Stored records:

* * * * * * * * *

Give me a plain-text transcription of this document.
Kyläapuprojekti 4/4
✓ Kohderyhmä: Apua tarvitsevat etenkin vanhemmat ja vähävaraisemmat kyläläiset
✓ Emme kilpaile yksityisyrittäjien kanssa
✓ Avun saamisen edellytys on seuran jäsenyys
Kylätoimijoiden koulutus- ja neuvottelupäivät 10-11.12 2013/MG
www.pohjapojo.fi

* * * * * * * * *

Write out all the lines again, exactly as they are.

#### Response to the task:
Give me a plain-text transcription of this document.
Kyläapuprojekti 4/4
✓ Kohderyhmä: Apua tarvitsevat etenkin vanhemmat ja vähävaraisemmat kyläläiset
✓ Emme kilpaile yksityisyrittäjien kanssa
✓ Avun saamisen edellytys on seuran jäsenyys
Kylätoimijoiden koulutus- ja neuvottelupäivät 10-11.12 2013/MG
www.pohjapojo.fi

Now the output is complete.